## Document
>>

Haskell/Modules

Modules

Intermediate Haskell

Modules
Standalone programs
Indentation
More on datatypes
Other data structures
Classes and types
The Functor class

Modules are the primary means of organizing Haskell code. We met them in passing when using import statements to put library functions into scope. Beyond allowing us to make better use of libraries, knowledge of modules will help us to shape our own programs and create standalone programs which can be executed independently of GHCi (incidentally, that is the topic of the very next chapter, Standalone programs).

Modules

Haskell modules^[1] are a useful way to group a set of related functionalities into a single package and manage different functions that may have the same names. The module definition is the first thing that goes in your Haskell file.

A basic module definition looks like:

module YourModule where

Note that

the name of the module begins with a capital letter;
each file contains only one module.

<<

## Description of the task
Copy word for word the passage from the Haskell modules page that begins at the words "Modules are the" and stops after "only one module.". The material that follows is not needed for this task.

## Dataset excerpt
>>

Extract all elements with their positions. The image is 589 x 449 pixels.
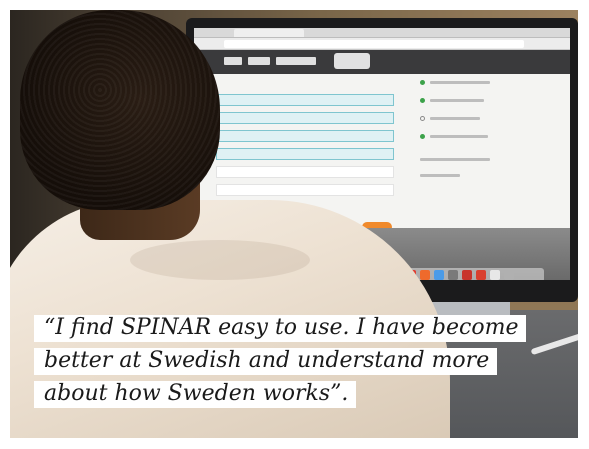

<<

## Written reply
Modules are the primary means of organizing Haskell code. We met them in passing when using import statements to put library functions into scope. Beyond allowing us to make better use of libraries, knowledge of modules will help us to shape our own programs and create standalone programs which can be executed independently of GHCi (incidentally, that is the topic of the very next chapter, Standalone programs).

Modules

Haskell modules^[1] are a useful way to group a set of related functionalities into a single package and manage different functions that may have the same names. The module definition is the first thing that goes in your Haskell file.

A basic module definition looks like:

module YourModule where

Note that

the name of the module begins with a capital letter;
each file contains only one module.